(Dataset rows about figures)
-- BEGIN --

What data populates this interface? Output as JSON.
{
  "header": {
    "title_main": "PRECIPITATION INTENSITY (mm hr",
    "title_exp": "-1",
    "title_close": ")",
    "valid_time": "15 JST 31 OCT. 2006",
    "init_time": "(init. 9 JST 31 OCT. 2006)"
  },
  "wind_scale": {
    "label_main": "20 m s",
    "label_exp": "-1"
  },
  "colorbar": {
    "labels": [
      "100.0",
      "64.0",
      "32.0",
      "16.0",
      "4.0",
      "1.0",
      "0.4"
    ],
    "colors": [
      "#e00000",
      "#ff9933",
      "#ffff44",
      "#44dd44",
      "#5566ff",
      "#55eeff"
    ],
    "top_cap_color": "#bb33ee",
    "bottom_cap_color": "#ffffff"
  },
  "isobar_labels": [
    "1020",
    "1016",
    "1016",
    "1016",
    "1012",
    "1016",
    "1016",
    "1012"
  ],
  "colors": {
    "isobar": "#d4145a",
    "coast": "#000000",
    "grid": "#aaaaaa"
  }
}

-- END --

Reproduce the listing shown above in its entirety, exactly.

What data populates this interface? Output as JSON.
{
  "header": {
    "title_main": "PRECIPITATION INTENSITY (mm hr",
    "title_exp": "-1",
    "title_close": ")",
    "valid_time": "15 JST 31 OCT. 2006",
    "init_time": "(init. 9 JST 31 OCT. 2006)"
  },
  "wind_scale": {
    "label_main": "20 m s",
    "label_exp": "-1"
  },
  "colorbar": {
    "labels": [
      "100.0",
      "64.0",
      "32.0",
      "16.0",
      "4.0",
      "1.0",
      "0.4"
    ],
    "colors": [
      "#e00000",
      "#ff9933",
      "#ffff44",
      "#44dd44",
      "#5566ff",
      "#55eeff"
    ],
    "top_cap_color": "#bb33ee",
    "bottom_cap_color": "#ffffff"
  },
  "isobar_labels": [
    "1020",
    "1016",
    "1016",
    "1016",
    "1012",
    "1016",
    "1016",
    "1012"
  ],
  "colors": {
    "isobar": "#d4145a",
    "coast": "#000000",
    "grid": "#aaaaaa"
  }
}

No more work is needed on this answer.